Provided records |
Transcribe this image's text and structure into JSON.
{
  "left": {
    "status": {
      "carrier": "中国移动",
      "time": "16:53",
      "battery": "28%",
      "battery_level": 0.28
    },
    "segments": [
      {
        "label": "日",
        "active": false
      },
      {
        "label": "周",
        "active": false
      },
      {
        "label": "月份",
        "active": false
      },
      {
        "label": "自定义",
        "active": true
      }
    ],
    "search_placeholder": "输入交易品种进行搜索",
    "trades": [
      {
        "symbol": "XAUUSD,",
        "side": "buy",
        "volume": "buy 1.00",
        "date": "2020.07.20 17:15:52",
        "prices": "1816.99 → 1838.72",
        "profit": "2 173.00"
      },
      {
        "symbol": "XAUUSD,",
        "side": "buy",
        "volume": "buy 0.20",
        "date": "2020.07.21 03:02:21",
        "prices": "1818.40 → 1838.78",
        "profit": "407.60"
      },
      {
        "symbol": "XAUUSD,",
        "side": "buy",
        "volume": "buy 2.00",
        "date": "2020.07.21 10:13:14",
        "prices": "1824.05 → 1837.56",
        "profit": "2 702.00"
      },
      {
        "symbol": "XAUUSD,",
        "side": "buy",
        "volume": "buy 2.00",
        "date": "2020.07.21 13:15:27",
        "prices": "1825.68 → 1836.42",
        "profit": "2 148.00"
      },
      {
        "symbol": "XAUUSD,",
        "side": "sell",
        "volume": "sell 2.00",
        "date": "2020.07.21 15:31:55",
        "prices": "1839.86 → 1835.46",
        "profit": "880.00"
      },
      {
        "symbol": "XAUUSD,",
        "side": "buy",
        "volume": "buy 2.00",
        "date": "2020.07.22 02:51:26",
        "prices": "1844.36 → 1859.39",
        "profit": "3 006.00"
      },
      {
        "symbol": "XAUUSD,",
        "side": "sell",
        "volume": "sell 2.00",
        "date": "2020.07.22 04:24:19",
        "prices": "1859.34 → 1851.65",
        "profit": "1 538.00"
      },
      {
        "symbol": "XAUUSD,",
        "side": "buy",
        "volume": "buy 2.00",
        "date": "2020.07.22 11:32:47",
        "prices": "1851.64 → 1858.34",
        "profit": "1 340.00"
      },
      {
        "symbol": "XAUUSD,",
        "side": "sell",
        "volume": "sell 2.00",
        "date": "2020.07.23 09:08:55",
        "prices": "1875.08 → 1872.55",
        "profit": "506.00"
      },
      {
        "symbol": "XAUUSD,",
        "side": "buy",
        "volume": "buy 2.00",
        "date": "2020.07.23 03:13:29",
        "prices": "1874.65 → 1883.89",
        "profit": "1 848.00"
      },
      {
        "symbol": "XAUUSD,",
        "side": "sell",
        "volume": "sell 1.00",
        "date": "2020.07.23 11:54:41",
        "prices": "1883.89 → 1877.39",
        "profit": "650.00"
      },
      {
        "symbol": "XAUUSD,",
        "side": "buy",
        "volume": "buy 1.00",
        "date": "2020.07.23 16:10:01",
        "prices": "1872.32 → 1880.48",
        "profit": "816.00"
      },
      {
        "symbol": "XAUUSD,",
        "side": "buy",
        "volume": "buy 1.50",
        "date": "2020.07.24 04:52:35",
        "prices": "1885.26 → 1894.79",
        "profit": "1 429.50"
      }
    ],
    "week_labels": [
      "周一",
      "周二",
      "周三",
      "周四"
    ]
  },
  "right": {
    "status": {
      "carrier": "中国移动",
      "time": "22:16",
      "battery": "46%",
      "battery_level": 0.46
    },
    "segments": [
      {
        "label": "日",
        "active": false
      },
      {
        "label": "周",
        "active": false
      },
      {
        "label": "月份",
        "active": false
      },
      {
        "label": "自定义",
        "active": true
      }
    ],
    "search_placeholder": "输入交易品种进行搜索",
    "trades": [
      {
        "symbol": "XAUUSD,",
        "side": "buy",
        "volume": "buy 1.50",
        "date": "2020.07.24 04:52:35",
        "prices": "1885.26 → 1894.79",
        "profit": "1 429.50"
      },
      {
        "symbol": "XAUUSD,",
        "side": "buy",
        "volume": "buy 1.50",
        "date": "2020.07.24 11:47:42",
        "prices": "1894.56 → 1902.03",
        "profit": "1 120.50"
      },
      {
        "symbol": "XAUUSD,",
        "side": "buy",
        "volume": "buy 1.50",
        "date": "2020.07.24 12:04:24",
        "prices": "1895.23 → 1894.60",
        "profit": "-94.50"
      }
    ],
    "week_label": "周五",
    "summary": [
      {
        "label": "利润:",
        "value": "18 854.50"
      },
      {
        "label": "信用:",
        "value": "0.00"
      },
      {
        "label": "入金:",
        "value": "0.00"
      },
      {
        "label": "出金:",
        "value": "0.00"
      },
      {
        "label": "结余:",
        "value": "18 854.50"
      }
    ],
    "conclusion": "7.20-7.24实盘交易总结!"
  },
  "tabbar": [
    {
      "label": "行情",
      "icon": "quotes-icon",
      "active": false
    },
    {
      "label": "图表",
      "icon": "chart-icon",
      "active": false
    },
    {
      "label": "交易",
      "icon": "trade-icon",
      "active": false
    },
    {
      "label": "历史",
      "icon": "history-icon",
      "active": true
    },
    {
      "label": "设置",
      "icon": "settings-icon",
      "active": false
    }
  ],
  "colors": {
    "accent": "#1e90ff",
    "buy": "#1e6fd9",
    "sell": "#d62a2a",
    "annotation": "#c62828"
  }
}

What needs to be done |
Give the entries once more, exactly as they appear.

Response |
Transcribe this image's text and structure into JSON.
{
  "left": {
    "status": {
      "carrier": "中国移动",
      "time": "16:53",
      "battery": "28%",
      "battery_level": 0.28
    },
    "segments": [
      {
        "label": "日",
        "active": false
      },
      {
        "label": "周",
        "active": false
      },
      {
        "label": "月份",
        "active": false
      },
      {
        "label": "自定义",
        "active": true
      }
    ],
    "search_placeholder": "输入交易品种进行搜索",
    "trades": [
      {
        "symbol": "XAUUSD,",
        "side": "buy",
        "volume": "buy 1.00",
        "date": "2020.07.20 17:15:52",
        "prices": "1816.99 → 1838.72",
        "profit": "2 173.00"
      },
      {
        "symbol": "XAUUSD,",
        "side": "buy",
        "volume": "buy 0.20",
        "date": "2020.07.21 03:02:21",
        "prices": "1818.40 → 1838.78",
        "profit": "407.60"
      },
      {
        "symbol": "XAUUSD,",
        "side": "buy",
        "volume": "buy 2.00",
        "date": "2020.07.21 10:13:14",
        "prices": "1824.05 → 1837.56",
        "profit": "2 702.00"
      },
      {
        "symbol": "XAUUSD,",
        "side": "buy",
        "volume": "buy 2.00",
        "date": "2020.07.21 13:15:27",
        "prices": "1825.68 → 1836.42",
        "profit": "2 148.00"
      },
      {
        "symbol": "XAUUSD,",
        "side": "sell",
        "volume": "sell 2.00",
        "date": "2020.07.21 15:31:55",
        "prices": "1839.86 → 1835.46",
        "profit": "880.00"
      },
      {
        "symbol": "XAUUSD,",
        "side": "buy",
        "volume": "buy 2.00",
        "date": "2020.07.22 02:51:26",
        "prices": "1844.36 → 1859.39",
        "profit": "3 006.00"
      },
      {
        "symbol": "XAUUSD,",
        "side": "sell",
        "volume": "sell 2.00",
        "date": "2020.07.22 04:24:19",
        "prices": "1859.34 → 1851.65",
        "profit": "1 538.00"
      },
      {
        "symbol": "XAUUSD,",
        "side": "buy",
        "volume": "buy 2.00",
        "date": "2020.07.22 11:32:47",
        "prices": "1851.64 → 1858.34",
        "profit": "1 340.00"
      },
      {
        "symbol": "XAUUSD,",
        "side": "sell",
        "volume": "sell 2.00",
        "date": "2020.07.23 09:08:55",
        "prices": "1875.08 → 1872.55",
        "profit": "506.00"
      },
      {
        "symbol": "XAUUSD,",
        "side": "buy",
        "volume": "buy 2.00",
        "date": "2020.07.23 03:13:29",
        "prices": "1874.65 → 1883.89",
        "profit": "1 848.00"
      },
      {
        "symbol": "XAUUSD,",
        "side": "sell",
        "volume": "sell 1.00",
        "date": "2020.07.23 11:54:41",
        "prices": "1883.89 → 1877.39",
        "profit": "650.00"
      },
      {
        "symbol": "XAUUSD,",
        "side": "buy",
        "volume": "buy 1.00",
        "date": "2020.07.23 16:10:01",
        "prices": "1872.32 → 1880.48",
        "profit": "816.00"
      },
      {
        "symbol": "XAUUSD,",
        "side": "buy",
        "volume": "buy 1.50",
        "date": "2020.07.24 04:52:35",
        "prices": "1885.26 → 1894.79",
        "profit": "1 429.50"
      }
    ],
    "week_labels": [
      "周一",
      "周二",
      "周三",
      "周四"
    ]
  },
  "right": {
    "status": {
      "carrier": "中国移动",
      "time": "22:16",
      "battery": "46%",
      "battery_level": 0.46
    },
    "segments": [
      {
        "label": "日",
        "active": false
      },
      {
        "label": "周",
        "active": false
      },
      {
        "label": "月份",
        "active": false
      },
      {
        "label": "自定义",
        "active": true
      }
    ],
    "search_placeholder": "输入交易品种进行搜索",
    "trades": [
      {
        "symbol": "XAUUSD,",
        "side": "buy",
        "volume": "buy 1.50",
        "date": "2020.07.24 04:52:35",
        "prices": "1885.26 → 1894.79",
        "profit": "1 429.50"
      },
      {
        "symbol": "XAUUSD,",
        "side": "buy",
        "volume": "buy 1.50",
        "date": "2020.07.24 11:47:42",
        "prices": "1894.56 → 1902.03",
        "profit": "1 120.50"
      },
      {
        "symbol": "XAUUSD,",
        "side": "buy",
        "volume": "buy 1.50",
        "date": "2020.07.24 12:04:24",
        "prices": "1895.23 → 1894.60",
        "profit": "-94.50"
      }
    ],
    "week_label": "周五",
    "summary": [
      {
        "label": "利润:",
        "value": "18 854.50"
      },
      {
        "label": "信用:",
        "value": "0.00"
      },
      {
        "label": "入金:",
        "value": "0.00"
      },
      {
        "label": "出金:",
        "value": "0.00"
      },
      {
        "label": "结余:",
        "value": "18 854.50"
      }
    ],
    "conclusion": "7.20-7.24实盘交易总结!"
  },
  "tabbar": [
    {
      "label": "行情",
      "icon": "quotes-icon",
      "active": false
    },
    {
      "label": "图表",
      "icon": "chart-icon",
      "active": false
    },
    {
      "label": "交易",
      "icon": "trade-icon",
      "active": false
    },
    {
      "label": "历史",
      "icon": "history-icon",
      "active": true
    },
    {
      "label": "设置",
      "icon": "settings-icon",
      "active": false
    }
  ],
  "colors": {
    "accent": "#1e90ff",
    "buy": "#1e6fd9",
    "sell": "#d62a2a",
    "annotation": "#c62828"
  }
}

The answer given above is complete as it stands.